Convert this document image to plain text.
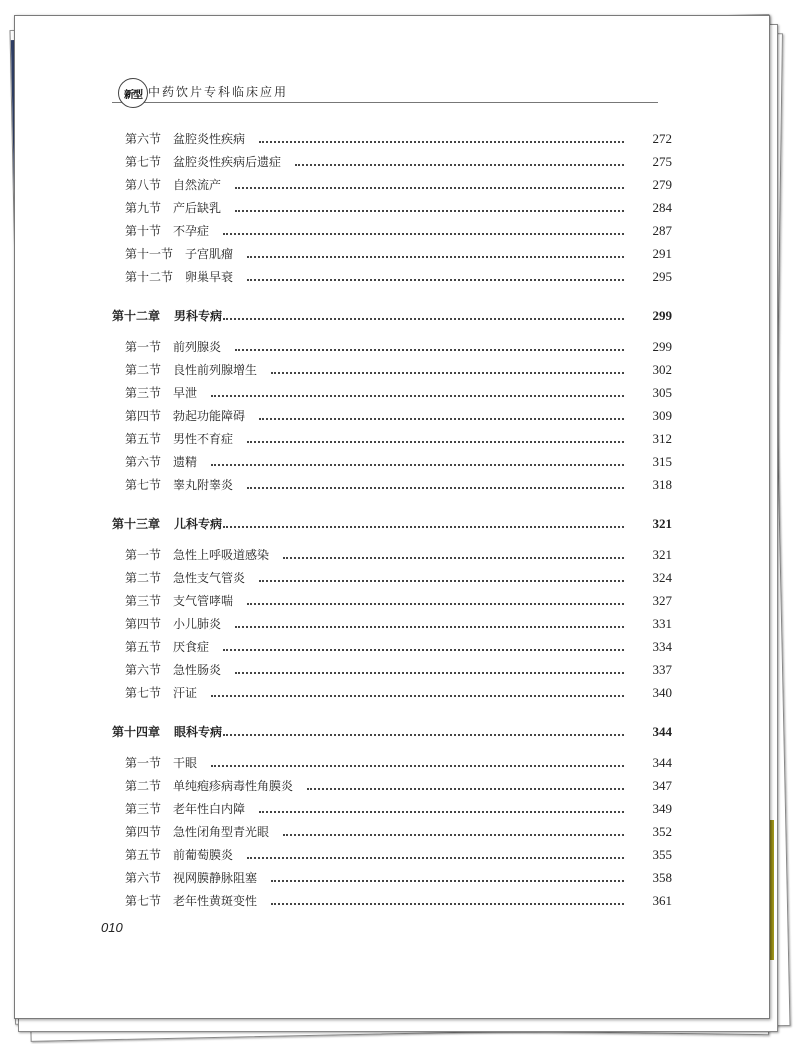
新型 中药饮片专科临床应用
第六节 盆腔炎性疾病	272
第七节 盆腔炎性疾病后遗症	275
第八节 自然流产	279
第九节 产后缺乳	284
第十节 不孕症	287
第十一节 子宫肌瘤	291
第十二节 卵巢早衰	295
第十二章 男科专病	299
第一节 前列腺炎	299
第二节 良性前列腺增生	302
第三节 早泄	305
第四节 勃起功能障碍	309
第五节 男性不育症	312
第六节 遗精	315
第七节 睾丸附睾炎	318
第十三章 儿科专病	321
第一节 急性上呼吸道感染	321
第二节 急性支气管炎	324
第三节 支气管哮喘	327
第四节 小儿肺炎	331
第五节 厌食症	334
第六节 急性肠炎	337
第七节 汗证	340
第十四章 眼科专病	344
第一节 干眼	344
第二节 单纯疱疹病毒性角膜炎	347
第三节 老年性白内障	349
第四节 急性闭角型青光眼	352
第五节 前葡萄膜炎	355
第六节 视网膜静脉阻塞	358
第七节 老年性黄斑变性	361
010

■ ■ ■

Write out the material above once more, exactly as it reads, with no pictures.

• The solution
Convert this document image to plain text.
新型 中药饮片专科临床应用
第六节 盆腔炎性疾病	272
第七节 盆腔炎性疾病后遗症	275
第八节 自然流产	279
第九节 产后缺乳	284
第十节 不孕症	287
第十一节 子宫肌瘤	291
第十二节 卵巢早衰	295
第十二章 男科专病	299
第一节 前列腺炎	299
第二节 良性前列腺增生	302
第三节 早泄	305
第四节 勃起功能障碍	309
第五节 男性不育症	312
第六节 遗精	315
第七节 睾丸附睾炎	318
第十三章 儿科专病	321
第一节 急性上呼吸道感染	321
第二节 急性支气管炎	324
第三节 支气管哮喘	327
第四节 小儿肺炎	331
第五节 厌食症	334
第六节 急性肠炎	337
第七节 汗证	340
第十四章 眼科专病	344
第一节 干眼	344
第二节 单纯疱疹病毒性角膜炎	347
第三节 老年性白内障	349
第四节 急性闭角型青光眼	352
第五节 前葡萄膜炎	355
第六节 视网膜静脉阻塞	358
第七节 老年性黄斑变性	361
010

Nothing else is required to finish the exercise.